▶ Set task
Filter the lines below, copying only those with the string "What".

============

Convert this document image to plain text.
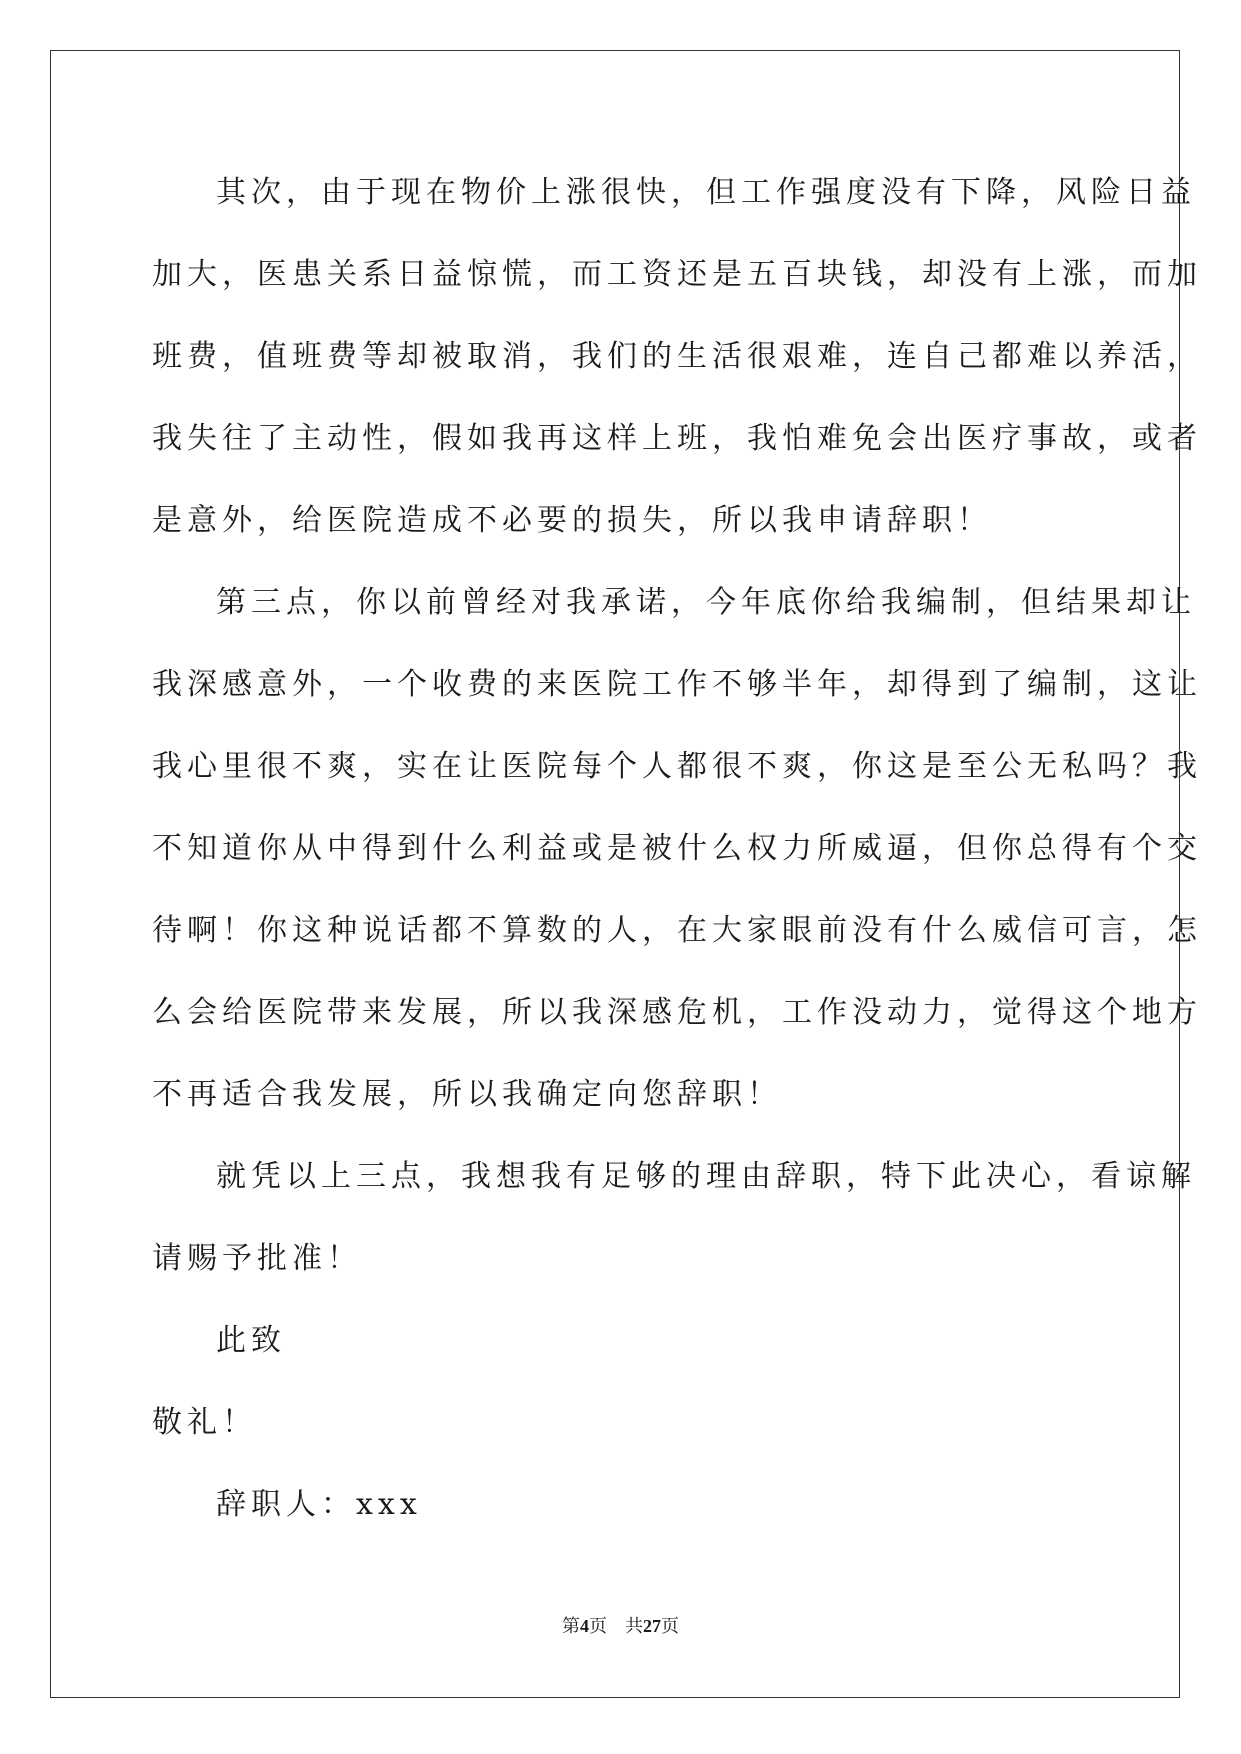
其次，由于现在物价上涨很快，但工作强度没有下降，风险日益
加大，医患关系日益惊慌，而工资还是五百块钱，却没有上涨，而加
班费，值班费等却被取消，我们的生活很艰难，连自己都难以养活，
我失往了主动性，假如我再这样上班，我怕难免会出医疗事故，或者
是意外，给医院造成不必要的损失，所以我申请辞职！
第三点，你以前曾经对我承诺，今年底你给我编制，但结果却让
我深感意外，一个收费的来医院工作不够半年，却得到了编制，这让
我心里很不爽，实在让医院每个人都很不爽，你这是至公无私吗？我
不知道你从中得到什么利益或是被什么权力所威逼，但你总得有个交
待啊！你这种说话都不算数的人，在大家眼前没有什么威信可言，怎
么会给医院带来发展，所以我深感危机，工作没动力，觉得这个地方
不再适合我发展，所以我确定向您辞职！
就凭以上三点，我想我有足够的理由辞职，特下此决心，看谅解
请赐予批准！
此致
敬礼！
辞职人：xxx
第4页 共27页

============

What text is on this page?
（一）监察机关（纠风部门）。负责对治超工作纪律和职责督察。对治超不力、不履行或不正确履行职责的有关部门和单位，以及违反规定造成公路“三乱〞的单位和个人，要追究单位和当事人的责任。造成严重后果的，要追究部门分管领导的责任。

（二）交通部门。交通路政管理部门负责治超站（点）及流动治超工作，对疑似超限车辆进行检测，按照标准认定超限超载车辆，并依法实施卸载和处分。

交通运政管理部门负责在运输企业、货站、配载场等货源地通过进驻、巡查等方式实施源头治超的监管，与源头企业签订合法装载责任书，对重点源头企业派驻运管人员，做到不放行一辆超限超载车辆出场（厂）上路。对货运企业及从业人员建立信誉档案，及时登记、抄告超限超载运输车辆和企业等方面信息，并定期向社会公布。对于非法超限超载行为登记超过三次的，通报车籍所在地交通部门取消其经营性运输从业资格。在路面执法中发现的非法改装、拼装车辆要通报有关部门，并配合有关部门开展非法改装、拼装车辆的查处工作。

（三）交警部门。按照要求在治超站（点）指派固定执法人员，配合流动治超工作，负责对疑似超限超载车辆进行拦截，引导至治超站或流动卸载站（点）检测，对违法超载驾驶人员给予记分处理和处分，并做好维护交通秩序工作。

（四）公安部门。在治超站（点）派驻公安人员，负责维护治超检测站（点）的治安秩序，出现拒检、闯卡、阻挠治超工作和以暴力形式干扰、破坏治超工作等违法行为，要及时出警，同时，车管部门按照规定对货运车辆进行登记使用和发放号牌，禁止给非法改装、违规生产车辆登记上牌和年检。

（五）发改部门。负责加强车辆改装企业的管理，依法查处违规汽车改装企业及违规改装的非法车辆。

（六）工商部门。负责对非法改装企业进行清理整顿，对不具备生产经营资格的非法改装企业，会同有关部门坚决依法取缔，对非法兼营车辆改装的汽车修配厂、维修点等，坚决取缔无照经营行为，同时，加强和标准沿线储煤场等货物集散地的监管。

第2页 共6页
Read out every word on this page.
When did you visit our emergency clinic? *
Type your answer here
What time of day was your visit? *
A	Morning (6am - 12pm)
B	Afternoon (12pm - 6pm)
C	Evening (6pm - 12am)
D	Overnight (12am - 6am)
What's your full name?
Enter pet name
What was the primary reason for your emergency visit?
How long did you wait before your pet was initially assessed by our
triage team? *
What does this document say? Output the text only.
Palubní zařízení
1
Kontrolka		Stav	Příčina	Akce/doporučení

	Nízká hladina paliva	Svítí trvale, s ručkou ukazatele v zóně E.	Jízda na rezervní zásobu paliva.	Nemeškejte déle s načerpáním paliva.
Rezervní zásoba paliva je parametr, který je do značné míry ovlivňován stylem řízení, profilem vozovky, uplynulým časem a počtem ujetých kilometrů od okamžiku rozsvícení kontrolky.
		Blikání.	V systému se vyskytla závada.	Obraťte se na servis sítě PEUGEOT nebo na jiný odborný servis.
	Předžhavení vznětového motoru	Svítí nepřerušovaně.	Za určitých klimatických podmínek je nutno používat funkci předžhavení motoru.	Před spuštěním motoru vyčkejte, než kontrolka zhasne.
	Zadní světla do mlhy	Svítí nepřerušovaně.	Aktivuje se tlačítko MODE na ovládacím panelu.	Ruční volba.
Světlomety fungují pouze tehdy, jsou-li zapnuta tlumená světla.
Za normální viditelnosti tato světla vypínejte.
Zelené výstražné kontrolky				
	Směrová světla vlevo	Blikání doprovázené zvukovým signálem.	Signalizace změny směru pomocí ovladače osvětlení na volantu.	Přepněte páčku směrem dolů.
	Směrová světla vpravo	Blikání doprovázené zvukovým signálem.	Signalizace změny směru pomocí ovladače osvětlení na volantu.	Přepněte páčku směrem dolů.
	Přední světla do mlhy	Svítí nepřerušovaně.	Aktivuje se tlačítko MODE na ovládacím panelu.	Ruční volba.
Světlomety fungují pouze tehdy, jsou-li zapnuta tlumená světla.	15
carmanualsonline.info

============

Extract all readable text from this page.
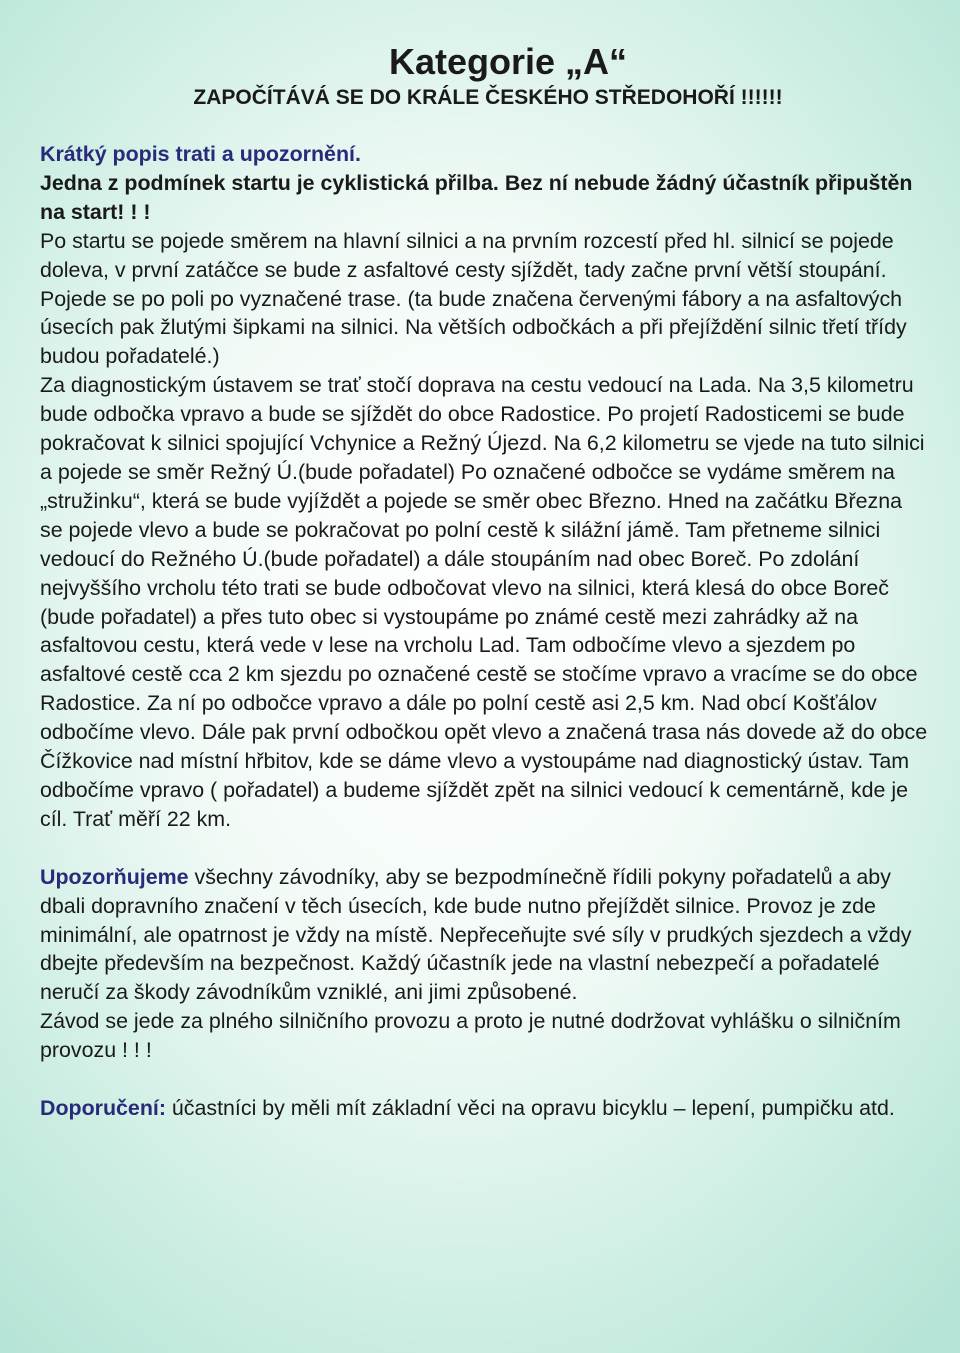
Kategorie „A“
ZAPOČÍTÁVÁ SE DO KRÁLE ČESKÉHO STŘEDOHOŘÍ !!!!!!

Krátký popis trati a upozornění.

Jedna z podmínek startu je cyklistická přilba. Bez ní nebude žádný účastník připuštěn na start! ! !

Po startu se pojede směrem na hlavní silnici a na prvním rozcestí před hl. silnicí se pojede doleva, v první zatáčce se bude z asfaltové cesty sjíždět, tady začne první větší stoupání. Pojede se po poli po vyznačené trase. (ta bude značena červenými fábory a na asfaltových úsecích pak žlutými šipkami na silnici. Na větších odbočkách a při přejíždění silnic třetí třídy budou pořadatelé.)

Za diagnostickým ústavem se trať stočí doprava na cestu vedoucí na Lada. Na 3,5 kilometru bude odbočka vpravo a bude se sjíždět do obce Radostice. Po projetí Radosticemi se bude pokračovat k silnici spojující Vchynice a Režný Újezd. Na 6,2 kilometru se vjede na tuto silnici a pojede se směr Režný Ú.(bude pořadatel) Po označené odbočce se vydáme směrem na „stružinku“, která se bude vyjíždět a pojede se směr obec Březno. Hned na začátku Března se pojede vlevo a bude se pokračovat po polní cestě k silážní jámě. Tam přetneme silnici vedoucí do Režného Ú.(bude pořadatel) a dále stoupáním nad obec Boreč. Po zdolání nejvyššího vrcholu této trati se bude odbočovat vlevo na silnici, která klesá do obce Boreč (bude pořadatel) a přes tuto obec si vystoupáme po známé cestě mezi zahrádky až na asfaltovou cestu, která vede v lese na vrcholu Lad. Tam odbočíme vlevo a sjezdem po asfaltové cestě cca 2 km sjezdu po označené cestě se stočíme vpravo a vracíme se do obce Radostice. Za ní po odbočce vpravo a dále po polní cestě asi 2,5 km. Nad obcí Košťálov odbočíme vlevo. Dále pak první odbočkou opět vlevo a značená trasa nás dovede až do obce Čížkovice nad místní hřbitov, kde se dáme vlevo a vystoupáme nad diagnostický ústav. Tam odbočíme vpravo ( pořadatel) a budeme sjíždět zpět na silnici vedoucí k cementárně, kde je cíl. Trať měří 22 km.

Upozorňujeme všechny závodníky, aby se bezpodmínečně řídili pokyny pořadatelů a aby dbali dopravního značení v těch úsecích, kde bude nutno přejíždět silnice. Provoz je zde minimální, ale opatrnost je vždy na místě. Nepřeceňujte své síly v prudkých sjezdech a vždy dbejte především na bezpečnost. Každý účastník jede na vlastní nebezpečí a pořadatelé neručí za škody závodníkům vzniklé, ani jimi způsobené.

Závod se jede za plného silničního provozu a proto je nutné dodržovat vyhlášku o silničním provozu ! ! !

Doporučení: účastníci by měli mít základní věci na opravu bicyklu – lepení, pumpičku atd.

============

▶ Complete answer
What text is on this page?
What time of day was your visit? *
What's your full name?
What was the primary reason for your emergency visit?
What does this document say? Output the text only.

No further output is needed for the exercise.